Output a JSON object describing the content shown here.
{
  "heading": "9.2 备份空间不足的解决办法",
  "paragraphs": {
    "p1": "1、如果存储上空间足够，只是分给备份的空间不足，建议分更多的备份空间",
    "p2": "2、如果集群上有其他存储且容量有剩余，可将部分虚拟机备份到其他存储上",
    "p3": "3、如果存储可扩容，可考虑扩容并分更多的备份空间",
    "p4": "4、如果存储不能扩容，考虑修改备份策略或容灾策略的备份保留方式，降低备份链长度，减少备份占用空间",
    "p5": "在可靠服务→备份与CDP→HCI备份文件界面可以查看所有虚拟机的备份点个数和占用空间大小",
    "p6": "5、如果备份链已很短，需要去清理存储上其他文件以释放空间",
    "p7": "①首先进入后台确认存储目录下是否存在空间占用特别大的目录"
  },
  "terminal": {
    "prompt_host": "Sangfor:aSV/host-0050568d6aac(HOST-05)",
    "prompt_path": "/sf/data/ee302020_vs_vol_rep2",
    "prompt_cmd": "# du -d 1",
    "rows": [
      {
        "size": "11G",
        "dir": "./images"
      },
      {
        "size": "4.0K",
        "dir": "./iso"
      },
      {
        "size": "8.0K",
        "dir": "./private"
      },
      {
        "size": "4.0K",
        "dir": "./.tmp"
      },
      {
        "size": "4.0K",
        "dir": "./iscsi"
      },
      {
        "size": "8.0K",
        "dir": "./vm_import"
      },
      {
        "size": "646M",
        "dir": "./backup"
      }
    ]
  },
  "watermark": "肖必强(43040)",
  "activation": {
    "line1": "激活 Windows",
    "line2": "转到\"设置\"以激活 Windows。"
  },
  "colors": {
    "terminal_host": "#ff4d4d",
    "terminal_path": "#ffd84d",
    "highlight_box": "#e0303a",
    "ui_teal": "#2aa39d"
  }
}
----
> **Aim of the task**: Repeat every entry word for word.

> **Correct output**:
Output a JSON object describing the content shown here.
{
  "heading": "9.2 备份空间不足的解决办法",
  "paragraphs": {
    "p1": "1、如果存储上空间足够，只是分给备份的空间不足，建议分更多的备份空间",
    "p2": "2、如果集群上有其他存储且容量有剩余，可将部分虚拟机备份到其他存储上",
    "p3": "3、如果存储可扩容，可考虑扩容并分更多的备份空间",
    "p4": "4、如果存储不能扩容，考虑修改备份策略或容灾策略的备份保留方式，降低备份链长度，减少备份占用空间",
    "p5": "在可靠服务→备份与CDP→HCI备份文件界面可以查看所有虚拟机的备份点个数和占用空间大小",
    "p6": "5、如果备份链已很短，需要去清理存储上其他文件以释放空间",
    "p7": "①首先进入后台确认存储目录下是否存在空间占用特别大的目录"
  },
  "terminal": {
    "prompt_host": "Sangfor:aSV/host-0050568d6aac(HOST-05)",
    "prompt_path": "/sf/data/ee302020_vs_vol_rep2",
    "prompt_cmd": "# du -d 1",
    "rows": [
      {
        "size": "11G",
        "dir": "./images"
      },
      {
        "size": "4.0K",
        "dir": "./iso"
      },
      {
        "size": "8.0K",
        "dir": "./private"
      },
      {
        "size": "4.0K",
        "dir": "./.tmp"
      },
      {
        "size": "4.0K",
        "dir": "./iscsi"
      },
      {
        "size": "8.0K",
        "dir": "./vm_import"
      },
      {
        "size": "646M",
        "dir": "./backup"
      }
    ]
  },
  "watermark": "肖必强(43040)",
  "activation": {
    "line1": "激活 Windows",
    "line2": "转到\"设置\"以激活 Windows。"
  },
  "colors": {
    "terminal_host": "#ff4d4d",
    "terminal_path": "#ffd84d",
    "highlight_box": "#e0303a",
    "ui_teal": "#2aa39d"
  }
}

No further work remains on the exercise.